• **Aim**
Pick out each line of the records that includes the string "return", and copy it.

─── Data rows

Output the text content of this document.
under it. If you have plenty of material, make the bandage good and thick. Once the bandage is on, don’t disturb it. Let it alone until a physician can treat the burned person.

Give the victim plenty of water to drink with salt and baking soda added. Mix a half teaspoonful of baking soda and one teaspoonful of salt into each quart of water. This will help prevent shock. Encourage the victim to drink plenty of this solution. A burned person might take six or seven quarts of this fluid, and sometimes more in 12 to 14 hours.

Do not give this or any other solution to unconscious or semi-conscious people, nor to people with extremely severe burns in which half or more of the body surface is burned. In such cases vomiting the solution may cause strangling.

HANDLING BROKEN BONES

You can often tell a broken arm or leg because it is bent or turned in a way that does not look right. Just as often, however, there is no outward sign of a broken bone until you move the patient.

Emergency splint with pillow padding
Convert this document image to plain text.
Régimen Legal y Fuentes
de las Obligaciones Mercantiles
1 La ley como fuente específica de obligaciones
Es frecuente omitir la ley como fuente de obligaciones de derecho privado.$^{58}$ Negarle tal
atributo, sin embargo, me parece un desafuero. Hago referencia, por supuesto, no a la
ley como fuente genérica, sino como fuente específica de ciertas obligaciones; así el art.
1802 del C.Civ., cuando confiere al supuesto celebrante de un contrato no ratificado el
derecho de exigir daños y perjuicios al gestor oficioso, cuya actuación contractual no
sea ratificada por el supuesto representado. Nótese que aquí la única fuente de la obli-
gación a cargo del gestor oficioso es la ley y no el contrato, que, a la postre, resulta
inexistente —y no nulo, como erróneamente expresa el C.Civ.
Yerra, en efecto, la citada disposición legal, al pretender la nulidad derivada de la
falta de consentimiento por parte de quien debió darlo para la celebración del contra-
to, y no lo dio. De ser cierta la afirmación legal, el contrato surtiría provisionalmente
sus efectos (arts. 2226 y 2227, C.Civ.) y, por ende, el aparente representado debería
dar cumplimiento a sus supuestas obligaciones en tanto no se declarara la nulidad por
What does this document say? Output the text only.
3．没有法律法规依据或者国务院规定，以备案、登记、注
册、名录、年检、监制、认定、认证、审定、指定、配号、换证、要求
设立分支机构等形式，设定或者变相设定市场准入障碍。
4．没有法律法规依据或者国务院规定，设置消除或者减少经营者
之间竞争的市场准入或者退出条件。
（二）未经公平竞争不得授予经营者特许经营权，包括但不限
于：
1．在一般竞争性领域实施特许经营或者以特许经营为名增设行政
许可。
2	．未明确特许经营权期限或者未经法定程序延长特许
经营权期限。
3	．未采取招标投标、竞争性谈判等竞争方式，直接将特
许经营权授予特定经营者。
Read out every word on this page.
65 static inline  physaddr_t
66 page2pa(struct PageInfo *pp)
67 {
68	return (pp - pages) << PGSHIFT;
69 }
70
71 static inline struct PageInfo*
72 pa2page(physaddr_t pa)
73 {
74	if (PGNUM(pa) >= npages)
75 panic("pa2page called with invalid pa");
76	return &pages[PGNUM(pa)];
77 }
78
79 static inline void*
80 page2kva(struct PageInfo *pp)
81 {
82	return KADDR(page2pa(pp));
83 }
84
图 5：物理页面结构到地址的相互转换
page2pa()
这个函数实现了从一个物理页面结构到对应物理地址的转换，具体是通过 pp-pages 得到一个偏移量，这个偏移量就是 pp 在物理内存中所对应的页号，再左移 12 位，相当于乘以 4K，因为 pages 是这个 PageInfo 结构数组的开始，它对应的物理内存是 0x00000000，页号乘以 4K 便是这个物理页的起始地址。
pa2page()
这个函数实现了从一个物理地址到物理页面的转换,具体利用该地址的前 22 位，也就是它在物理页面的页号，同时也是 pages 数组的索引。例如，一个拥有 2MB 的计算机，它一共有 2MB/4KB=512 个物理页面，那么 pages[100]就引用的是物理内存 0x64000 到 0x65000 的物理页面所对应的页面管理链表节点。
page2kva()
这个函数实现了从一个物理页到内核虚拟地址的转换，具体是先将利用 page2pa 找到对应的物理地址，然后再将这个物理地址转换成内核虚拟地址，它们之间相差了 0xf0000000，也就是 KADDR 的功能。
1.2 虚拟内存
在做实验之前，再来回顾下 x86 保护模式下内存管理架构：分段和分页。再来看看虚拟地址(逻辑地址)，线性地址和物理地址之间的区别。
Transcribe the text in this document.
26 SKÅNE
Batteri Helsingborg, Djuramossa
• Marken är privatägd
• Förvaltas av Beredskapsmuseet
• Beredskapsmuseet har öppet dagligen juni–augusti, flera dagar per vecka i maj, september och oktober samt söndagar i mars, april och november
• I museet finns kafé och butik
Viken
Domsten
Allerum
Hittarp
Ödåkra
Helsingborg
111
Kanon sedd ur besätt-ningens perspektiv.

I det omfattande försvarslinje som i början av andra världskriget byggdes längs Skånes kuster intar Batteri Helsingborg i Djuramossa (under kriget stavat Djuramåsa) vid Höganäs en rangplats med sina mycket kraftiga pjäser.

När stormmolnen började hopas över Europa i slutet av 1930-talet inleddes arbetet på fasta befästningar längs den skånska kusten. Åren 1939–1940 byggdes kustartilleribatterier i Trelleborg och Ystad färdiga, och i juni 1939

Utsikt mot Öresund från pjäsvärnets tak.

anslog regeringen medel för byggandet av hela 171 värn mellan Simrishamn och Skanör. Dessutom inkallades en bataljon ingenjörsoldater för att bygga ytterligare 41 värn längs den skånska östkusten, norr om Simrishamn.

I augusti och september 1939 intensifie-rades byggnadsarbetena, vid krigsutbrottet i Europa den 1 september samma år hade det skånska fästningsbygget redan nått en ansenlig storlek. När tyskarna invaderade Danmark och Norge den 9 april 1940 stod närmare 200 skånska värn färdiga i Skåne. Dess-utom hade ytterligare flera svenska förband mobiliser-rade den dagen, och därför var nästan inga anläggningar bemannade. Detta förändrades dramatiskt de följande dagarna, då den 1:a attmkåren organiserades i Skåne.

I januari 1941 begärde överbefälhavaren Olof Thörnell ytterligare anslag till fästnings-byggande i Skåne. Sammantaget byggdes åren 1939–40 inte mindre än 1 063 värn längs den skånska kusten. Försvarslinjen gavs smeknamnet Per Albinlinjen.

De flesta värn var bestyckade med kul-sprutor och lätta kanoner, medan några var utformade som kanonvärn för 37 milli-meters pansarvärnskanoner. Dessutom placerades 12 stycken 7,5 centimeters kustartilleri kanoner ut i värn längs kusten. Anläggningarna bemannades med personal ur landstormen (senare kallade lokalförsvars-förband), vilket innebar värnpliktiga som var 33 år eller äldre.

──────

• **Finished task**
68	return (pp - pages) << PGSHIFT;
76	return &pages[PGNUM(pa)];
82	return KADDR(page2pa(pp));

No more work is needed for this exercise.